§ **DATA PROVIDED**
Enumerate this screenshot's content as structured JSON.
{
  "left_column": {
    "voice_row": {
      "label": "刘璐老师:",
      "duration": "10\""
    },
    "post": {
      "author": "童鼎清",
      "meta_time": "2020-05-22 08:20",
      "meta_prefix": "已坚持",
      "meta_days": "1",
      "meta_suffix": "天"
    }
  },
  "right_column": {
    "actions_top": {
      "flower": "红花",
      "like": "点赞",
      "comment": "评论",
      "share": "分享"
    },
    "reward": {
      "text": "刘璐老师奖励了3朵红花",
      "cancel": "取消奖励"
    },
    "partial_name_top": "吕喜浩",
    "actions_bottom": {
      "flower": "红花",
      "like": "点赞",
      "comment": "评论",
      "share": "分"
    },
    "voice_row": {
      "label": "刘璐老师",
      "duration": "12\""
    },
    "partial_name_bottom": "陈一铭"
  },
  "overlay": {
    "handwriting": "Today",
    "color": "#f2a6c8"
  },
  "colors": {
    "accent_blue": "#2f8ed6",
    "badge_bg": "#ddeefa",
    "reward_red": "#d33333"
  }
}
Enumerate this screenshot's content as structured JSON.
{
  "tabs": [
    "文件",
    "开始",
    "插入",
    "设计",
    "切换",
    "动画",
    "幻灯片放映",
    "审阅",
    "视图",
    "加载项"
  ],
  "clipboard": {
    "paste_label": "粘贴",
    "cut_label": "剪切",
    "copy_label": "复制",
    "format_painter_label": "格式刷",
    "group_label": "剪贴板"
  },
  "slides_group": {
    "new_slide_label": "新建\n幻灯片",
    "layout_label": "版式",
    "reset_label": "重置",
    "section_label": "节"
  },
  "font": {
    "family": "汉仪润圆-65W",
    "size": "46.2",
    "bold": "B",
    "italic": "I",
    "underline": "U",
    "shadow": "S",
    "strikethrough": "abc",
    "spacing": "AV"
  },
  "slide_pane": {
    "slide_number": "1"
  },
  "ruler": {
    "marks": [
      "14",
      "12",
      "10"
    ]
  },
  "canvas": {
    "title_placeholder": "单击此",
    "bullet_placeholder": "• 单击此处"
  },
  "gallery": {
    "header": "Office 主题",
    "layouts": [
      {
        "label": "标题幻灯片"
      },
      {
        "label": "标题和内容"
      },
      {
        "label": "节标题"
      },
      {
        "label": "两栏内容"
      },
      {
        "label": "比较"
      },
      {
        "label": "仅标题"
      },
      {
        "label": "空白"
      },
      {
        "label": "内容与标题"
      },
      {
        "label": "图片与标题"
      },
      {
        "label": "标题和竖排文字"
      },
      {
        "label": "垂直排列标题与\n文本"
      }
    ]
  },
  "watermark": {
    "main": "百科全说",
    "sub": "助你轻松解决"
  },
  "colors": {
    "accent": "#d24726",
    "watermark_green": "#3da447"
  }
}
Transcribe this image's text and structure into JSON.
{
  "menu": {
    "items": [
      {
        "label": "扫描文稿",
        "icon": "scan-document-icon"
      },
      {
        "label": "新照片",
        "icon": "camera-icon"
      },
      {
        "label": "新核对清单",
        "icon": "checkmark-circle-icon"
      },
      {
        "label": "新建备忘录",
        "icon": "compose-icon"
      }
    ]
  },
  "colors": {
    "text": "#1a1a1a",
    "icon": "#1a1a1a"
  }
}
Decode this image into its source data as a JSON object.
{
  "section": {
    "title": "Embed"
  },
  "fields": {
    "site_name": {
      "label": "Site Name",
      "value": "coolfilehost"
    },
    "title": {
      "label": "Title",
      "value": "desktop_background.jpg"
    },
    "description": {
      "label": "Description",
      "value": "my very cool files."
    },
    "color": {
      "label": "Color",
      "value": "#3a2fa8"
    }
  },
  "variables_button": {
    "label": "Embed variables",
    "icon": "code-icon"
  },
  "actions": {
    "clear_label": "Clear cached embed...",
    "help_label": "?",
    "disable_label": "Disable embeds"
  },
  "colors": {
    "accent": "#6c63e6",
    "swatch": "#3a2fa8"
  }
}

§ **YOUR INSTRUCTIONS**
Every entry must be output again, exactly as written above.

§ **CORRECT OUTPUT**
Enumerate this screenshot's content as structured JSON.
{
  "left_column": {
    "voice_row": {
      "label": "刘璐老师:",
      "duration": "10\""
    },
    "post": {
      "author": "童鼎清",
      "meta_time": "2020-05-22 08:20",
      "meta_prefix": "已坚持",
      "meta_days": "1",
      "meta_suffix": "天"
    }
  },
  "right_column": {
    "actions_top": {
      "flower": "红花",
      "like": "点赞",
      "comment": "评论",
      "share": "分享"
    },
    "reward": {
      "text": "刘璐老师奖励了3朵红花",
      "cancel": "取消奖励"
    },
    "partial_name_top": "吕喜浩",
    "actions_bottom": {
      "flower": "红花",
      "like": "点赞",
      "comment": "评论",
      "share": "分"
    },
    "voice_row": {
      "label": "刘璐老师",
      "duration": "12\""
    },
    "partial_name_bottom": "陈一铭"
  },
  "overlay": {
    "handwriting": "Today",
    "color": "#f2a6c8"
  },
  "colors": {
    "accent_blue": "#2f8ed6",
    "badge_bg": "#ddeefa",
    "reward_red": "#d33333"
  }
}
Enumerate this screenshot's content as structured JSON.
{
  "tabs": [
    "文件",
    "开始",
    "插入",
    "设计",
    "切换",
    "动画",
    "幻灯片放映",
    "审阅",
    "视图",
    "加载项"
  ],
  "clipboard": {
    "paste_label": "粘贴",
    "cut_label": "剪切",
    "copy_label": "复制",
    "format_painter_label": "格式刷",
    "group_label": "剪贴板"
  },
  "slides_group": {
    "new_slide_label": "新建\n幻灯片",
    "layout_label": "版式",
    "reset_label": "重置",
    "section_label": "节"
  },
  "font": {
    "family": "汉仪润圆-65W",
    "size": "46.2",
    "bold": "B",
    "italic": "I",
    "underline": "U",
    "shadow": "S",
    "strikethrough": "abc",
    "spacing": "AV"
  },
  "slide_pane": {
    "slide_number": "1"
  },
  "ruler": {
    "marks": [
      "14",
      "12",
      "10"
    ]
  },
  "canvas": {
    "title_placeholder": "单击此",
    "bullet_placeholder": "• 单击此处"
  },
  "gallery": {
    "header": "Office 主题",
    "layouts": [
      {
        "label": "标题幻灯片"
      },
      {
        "label": "标题和内容"
      },
      {
        "label": "节标题"
      },
      {
        "label": "两栏内容"
      },
      {
        "label": "比较"
      },
      {
        "label": "仅标题"
      },
      {
        "label": "空白"
      },
      {
        "label": "内容与标题"
      },
      {
        "label": "图片与标题"
      },
      {
        "label": "标题和竖排文字"
      },
      {
        "label": "垂直排列标题与\n文本"
      }
    ]
  },
  "watermark": {
    "main": "百科全说",
    "sub": "助你轻松解决"
  },
  "colors": {
    "accent": "#d24726",
    "watermark_green": "#3da447"
  }
}
Transcribe this image's text and structure into JSON.
{
  "menu": {
    "items": [
      {
        "label": "扫描文稿",
        "icon": "scan-document-icon"
      },
      {
        "label": "新照片",
        "icon": "camera-icon"
      },
      {
        "label": "新核对清单",
        "icon": "checkmark-circle-icon"
      },
      {
        "label": "新建备忘录",
        "icon": "compose-icon"
      }
    ]
  },
  "colors": {
    "text": "#1a1a1a",
    "icon": "#1a1a1a"
  }
}
Decode this image into its source data as a JSON object.
{
  "section": {
    "title": "Embed"
  },
  "fields": {
    "site_name": {
      "label": "Site Name",
      "value": "coolfilehost"
    },
    "title": {
      "label": "Title",
      "value": "desktop_background.jpg"
    },
    "description": {
      "label": "Description",
      "value": "my very cool files."
    },
    "color": {
      "label": "Color",
      "value": "#3a2fa8"
    }
  },
  "variables_button": {
    "label": "Embed variables",
    "icon": "code-icon"
  },
  "actions": {
    "clear_label": "Clear cached embed...",
    "help_label": "?",
    "disable_label": "Disable embeds"
  },
  "colors": {
    "accent": "#6c63e6",
    "swatch": "#3a2fa8"
  }
}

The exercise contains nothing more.